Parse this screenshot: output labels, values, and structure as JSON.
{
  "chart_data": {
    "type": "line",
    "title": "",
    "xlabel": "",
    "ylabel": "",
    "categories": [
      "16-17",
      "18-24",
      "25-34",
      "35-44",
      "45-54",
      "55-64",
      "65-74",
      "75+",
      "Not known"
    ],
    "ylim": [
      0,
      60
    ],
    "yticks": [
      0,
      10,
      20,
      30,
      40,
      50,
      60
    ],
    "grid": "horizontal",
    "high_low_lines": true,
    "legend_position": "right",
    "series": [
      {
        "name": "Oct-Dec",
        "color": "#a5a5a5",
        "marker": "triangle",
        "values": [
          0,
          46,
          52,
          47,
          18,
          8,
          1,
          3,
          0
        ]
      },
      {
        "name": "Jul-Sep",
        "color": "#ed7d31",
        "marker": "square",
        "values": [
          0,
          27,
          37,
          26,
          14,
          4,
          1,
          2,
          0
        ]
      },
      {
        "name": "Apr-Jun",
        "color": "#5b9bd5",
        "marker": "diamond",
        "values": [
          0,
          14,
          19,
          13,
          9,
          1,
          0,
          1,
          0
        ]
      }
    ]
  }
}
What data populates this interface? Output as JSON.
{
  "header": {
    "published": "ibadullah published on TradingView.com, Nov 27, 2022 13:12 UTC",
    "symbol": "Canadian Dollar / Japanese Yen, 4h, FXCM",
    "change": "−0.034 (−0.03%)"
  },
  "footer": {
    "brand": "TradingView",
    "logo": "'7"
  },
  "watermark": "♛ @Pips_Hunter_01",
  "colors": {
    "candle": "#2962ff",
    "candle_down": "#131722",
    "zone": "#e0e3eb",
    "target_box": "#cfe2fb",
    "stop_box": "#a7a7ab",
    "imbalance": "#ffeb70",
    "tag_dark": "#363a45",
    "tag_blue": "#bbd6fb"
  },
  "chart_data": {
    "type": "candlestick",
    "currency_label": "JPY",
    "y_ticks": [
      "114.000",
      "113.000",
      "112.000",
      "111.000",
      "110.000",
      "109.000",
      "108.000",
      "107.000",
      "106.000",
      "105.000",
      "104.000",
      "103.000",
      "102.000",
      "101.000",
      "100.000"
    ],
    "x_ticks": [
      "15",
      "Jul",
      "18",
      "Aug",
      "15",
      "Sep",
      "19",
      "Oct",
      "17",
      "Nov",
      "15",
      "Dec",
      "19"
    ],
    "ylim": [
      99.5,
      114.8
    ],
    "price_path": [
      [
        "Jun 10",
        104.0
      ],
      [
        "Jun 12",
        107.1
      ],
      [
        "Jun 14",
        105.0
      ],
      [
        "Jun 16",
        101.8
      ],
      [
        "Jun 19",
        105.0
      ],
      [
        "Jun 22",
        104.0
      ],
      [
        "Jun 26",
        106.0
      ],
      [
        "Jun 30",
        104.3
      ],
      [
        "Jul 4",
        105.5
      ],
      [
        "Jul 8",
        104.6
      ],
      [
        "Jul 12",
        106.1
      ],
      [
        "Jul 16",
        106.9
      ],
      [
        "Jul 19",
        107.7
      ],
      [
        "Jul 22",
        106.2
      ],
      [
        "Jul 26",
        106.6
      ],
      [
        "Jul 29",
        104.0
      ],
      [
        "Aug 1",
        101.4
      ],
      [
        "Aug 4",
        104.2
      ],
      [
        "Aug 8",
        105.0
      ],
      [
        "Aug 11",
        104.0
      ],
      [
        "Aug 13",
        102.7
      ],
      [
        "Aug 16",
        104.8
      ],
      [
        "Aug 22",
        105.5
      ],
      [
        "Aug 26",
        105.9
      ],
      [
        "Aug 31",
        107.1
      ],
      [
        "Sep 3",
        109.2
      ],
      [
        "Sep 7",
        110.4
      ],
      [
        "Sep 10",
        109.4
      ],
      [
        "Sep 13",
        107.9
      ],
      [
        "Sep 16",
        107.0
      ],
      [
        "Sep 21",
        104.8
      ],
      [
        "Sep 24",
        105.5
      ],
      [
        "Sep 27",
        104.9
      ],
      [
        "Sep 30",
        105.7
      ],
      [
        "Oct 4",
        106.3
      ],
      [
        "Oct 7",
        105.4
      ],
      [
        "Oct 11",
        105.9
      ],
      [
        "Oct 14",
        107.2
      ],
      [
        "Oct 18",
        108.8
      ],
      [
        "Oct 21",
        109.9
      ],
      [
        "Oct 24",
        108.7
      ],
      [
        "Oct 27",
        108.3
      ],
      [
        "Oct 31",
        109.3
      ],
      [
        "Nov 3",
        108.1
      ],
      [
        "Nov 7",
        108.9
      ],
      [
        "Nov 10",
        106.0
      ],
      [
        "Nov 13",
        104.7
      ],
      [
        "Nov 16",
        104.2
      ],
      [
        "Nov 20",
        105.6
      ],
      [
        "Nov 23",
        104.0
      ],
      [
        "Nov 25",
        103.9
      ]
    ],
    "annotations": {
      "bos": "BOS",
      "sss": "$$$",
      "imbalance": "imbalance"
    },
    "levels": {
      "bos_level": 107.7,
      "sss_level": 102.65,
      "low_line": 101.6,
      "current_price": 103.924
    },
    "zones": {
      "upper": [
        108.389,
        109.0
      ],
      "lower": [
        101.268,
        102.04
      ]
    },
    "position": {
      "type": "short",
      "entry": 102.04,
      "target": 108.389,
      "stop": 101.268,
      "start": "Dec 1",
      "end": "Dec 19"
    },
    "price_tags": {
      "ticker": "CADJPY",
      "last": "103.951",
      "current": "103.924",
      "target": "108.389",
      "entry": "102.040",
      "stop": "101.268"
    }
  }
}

----------

THE EXERCISE
Transcribe each entry precisely, missing none.

WORKED ANSWER
Parse this screenshot: output labels, values, and structure as JSON.
{
  "chart_data": {
    "type": "line",
    "title": "",
    "xlabel": "",
    "ylabel": "",
    "categories": [
      "16-17",
      "18-24",
      "25-34",
      "35-44",
      "45-54",
      "55-64",
      "65-74",
      "75+",
      "Not known"
    ],
    "ylim": [
      0,
      60
    ],
    "yticks": [
      0,
      10,
      20,
      30,
      40,
      50,
      60
    ],
    "grid": "horizontal",
    "high_low_lines": true,
    "legend_position": "right",
    "series": [
      {
        "name": "Oct-Dec",
        "color": "#a5a5a5",
        "marker": "triangle",
        "values": [
          0,
          46,
          52,
          47,
          18,
          8,
          1,
          3,
          0
        ]
      },
      {
        "name": "Jul-Sep",
        "color": "#ed7d31",
        "marker": "square",
        "values": [
          0,
          27,
          37,
          26,
          14,
          4,
          1,
          2,
          0
        ]
      },
      {
        "name": "Apr-Jun",
        "color": "#5b9bd5",
        "marker": "diamond",
        "values": [
          0,
          14,
          19,
          13,
          9,
          1,
          0,
          1,
          0
        ]
      }
    ]
  }
}
What data populates this interface? Output as JSON.
{
  "header": {
    "published": "ibadullah published on TradingView.com, Nov 27, 2022 13:12 UTC",
    "symbol": "Canadian Dollar / Japanese Yen, 4h, FXCM",
    "change": "−0.034 (−0.03%)"
  },
  "footer": {
    "brand": "TradingView",
    "logo": "'7"
  },
  "watermark": "♛ @Pips_Hunter_01",
  "colors": {
    "candle": "#2962ff",
    "candle_down": "#131722",
    "zone": "#e0e3eb",
    "target_box": "#cfe2fb",
    "stop_box": "#a7a7ab",
    "imbalance": "#ffeb70",
    "tag_dark": "#363a45",
    "tag_blue": "#bbd6fb"
  },
  "chart_data": {
    "type": "candlestick",
    "currency_label": "JPY",
    "y_ticks": [
      "114.000",
      "113.000",
      "112.000",
      "111.000",
      "110.000",
      "109.000",
      "108.000",
      "107.000",
      "106.000",
      "105.000",
      "104.000",
      "103.000",
      "102.000",
      "101.000",
      "100.000"
    ],
    "x_ticks": [
      "15",
      "Jul",
      "18",
      "Aug",
      "15",
      "Sep",
      "19",
      "Oct",
      "17",
      "Nov",
      "15",
      "Dec",
      "19"
    ],
    "ylim": [
      99.5,
      114.8
    ],
    "price_path": [
      [
        "Jun 10",
        104.0
      ],
      [
        "Jun 12",
        107.1
      ],
      [
        "Jun 14",
        105.0
      ],
      [
        "Jun 16",
        101.8
      ],
      [
        "Jun 19",
        105.0
      ],
      [
        "Jun 22",
        104.0
      ],
      [
        "Jun 26",
        106.0
      ],
      [
        "Jun 30",
        104.3
      ],
      [
        "Jul 4",
        105.5
      ],
      [
        "Jul 8",
        104.6
      ],
      [
        "Jul 12",
        106.1
      ],
      [
        "Jul 16",
        106.9
      ],
      [
        "Jul 19",
        107.7
      ],
      [
        "Jul 22",
        106.2
      ],
      [
        "Jul 26",
        106.6
      ],
      [
        "Jul 29",
        104.0
      ],
      [
        "Aug 1",
        101.4
      ],
      [
        "Aug 4",
        104.2
      ],
      [
        "Aug 8",
        105.0
      ],
      [
        "Aug 11",
        104.0
      ],
      [
        "Aug 13",
        102.7
      ],
      [
        "Aug 16",
        104.8
      ],
      [
        "Aug 22",
        105.5
      ],
      [
        "Aug 26",
        105.9
      ],
      [
        "Aug 31",
        107.1
      ],
      [
        "Sep 3",
        109.2
      ],
      [
        "Sep 7",
        110.4
      ],
      [
        "Sep 10",
        109.4
      ],
      [
        "Sep 13",
        107.9
      ],
      [
        "Sep 16",
        107.0
      ],
      [
        "Sep 21",
        104.8
      ],
      [
        "Sep 24",
        105.5
      ],
      [
        "Sep 27",
        104.9
      ],
      [
        "Sep 30",
        105.7
      ],
      [
        "Oct 4",
        106.3
      ],
      [
        "Oct 7",
        105.4
      ],
      [
        "Oct 11",
        105.9
      ],
      [
        "Oct 14",
        107.2
      ],
      [
        "Oct 18",
        108.8
      ],
      [
        "Oct 21",
        109.9
      ],
      [
        "Oct 24",
        108.7
      ],
      [
        "Oct 27",
        108.3
      ],
      [
        "Oct 31",
        109.3
      ],
      [
        "Nov 3",
        108.1
      ],
      [
        "Nov 7",
        108.9
      ],
      [
        "Nov 10",
        106.0
      ],
      [
        "Nov 13",
        104.7
      ],
      [
        "Nov 16",
        104.2
      ],
      [
        "Nov 20",
        105.6
      ],
      [
        "Nov 23",
        104.0
      ],
      [
        "Nov 25",
        103.9
      ]
    ],
    "annotations": {
      "bos": "BOS",
      "sss": "$$$",
      "imbalance": "imbalance"
    },
    "levels": {
      "bos_level": 107.7,
      "sss_level": 102.65,
      "low_line": 101.6,
      "current_price": 103.924
    },
    "zones": {
      "upper": [
        108.389,
        109.0
      ],
      "lower": [
        101.268,
        102.04
      ]
    },
    "position": {
      "type": "short",
      "entry": 102.04,
      "target": 108.389,
      "stop": 101.268,
      "start": "Dec 1",
      "end": "Dec 19"
    },
    "price_tags": {
      "ticker": "CADJPY",
      "last": "103.951",
      "current": "103.924",
      "target": "108.389",
      "entry": "102.040",
      "stop": "101.268"
    }
  }
}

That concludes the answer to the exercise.